Data records
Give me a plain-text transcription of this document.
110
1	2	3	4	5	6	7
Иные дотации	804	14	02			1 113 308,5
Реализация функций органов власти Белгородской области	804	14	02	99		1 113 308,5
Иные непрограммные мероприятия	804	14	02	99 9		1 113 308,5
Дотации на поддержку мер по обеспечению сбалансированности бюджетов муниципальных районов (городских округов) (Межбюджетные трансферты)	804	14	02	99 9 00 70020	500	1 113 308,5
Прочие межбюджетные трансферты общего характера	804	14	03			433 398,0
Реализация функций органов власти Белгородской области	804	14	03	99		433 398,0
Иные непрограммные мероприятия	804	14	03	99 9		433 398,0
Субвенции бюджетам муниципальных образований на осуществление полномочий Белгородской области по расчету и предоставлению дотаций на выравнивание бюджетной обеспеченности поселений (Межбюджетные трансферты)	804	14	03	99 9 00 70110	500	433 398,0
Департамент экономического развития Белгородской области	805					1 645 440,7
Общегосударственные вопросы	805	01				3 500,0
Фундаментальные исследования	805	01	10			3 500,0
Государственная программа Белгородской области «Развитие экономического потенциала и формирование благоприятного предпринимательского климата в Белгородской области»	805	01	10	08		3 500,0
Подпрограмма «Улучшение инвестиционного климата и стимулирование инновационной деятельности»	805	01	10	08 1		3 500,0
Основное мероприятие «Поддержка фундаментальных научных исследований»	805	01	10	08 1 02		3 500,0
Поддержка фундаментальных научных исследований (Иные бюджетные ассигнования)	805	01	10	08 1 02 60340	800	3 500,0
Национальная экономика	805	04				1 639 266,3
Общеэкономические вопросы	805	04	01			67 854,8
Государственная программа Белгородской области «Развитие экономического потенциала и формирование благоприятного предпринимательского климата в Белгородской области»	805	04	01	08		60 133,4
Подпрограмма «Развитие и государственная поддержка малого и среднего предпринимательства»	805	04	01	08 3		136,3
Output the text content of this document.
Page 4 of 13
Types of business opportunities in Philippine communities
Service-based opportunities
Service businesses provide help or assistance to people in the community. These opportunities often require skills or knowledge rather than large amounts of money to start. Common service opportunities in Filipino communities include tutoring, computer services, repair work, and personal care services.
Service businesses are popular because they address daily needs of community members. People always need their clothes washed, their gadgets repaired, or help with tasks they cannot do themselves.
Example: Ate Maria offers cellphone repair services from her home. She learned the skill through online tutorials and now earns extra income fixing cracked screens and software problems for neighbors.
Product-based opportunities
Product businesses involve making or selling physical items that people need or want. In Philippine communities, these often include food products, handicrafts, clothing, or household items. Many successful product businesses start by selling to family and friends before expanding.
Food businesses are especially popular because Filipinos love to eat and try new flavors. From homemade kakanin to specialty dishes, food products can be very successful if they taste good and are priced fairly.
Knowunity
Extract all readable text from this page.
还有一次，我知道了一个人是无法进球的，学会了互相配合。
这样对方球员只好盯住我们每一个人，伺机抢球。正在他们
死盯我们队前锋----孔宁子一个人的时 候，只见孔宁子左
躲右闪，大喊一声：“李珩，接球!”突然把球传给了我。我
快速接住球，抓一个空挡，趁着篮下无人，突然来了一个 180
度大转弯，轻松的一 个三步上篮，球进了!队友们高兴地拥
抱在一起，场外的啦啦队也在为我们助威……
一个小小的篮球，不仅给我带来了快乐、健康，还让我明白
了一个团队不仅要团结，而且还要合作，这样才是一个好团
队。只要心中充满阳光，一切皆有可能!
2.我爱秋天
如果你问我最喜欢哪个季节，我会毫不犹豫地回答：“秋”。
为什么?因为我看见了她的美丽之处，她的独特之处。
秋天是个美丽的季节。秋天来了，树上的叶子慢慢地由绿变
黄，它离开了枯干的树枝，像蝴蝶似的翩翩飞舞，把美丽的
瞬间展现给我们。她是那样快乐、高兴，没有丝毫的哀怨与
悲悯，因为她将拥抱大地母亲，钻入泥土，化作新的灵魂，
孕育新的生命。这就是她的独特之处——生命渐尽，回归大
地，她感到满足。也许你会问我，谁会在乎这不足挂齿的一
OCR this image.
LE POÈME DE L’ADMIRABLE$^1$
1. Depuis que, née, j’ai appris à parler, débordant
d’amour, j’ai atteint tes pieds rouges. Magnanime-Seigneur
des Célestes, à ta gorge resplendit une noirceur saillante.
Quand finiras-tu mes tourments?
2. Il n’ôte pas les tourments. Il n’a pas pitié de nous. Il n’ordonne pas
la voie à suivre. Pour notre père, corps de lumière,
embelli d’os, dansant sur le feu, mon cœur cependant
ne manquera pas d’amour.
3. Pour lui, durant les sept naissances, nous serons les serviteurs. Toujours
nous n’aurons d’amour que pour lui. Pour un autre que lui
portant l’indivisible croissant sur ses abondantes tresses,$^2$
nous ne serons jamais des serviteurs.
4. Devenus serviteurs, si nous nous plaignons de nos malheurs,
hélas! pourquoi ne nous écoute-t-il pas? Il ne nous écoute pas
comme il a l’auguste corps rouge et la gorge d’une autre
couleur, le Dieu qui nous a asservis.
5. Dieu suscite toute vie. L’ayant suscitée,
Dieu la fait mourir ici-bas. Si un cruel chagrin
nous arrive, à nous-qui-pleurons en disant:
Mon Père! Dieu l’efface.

- GIVEN EXERCISE -
Count each line with "serons" in it and report that figure by itself.

- SOLUTION TO THIS PROBLEM -
2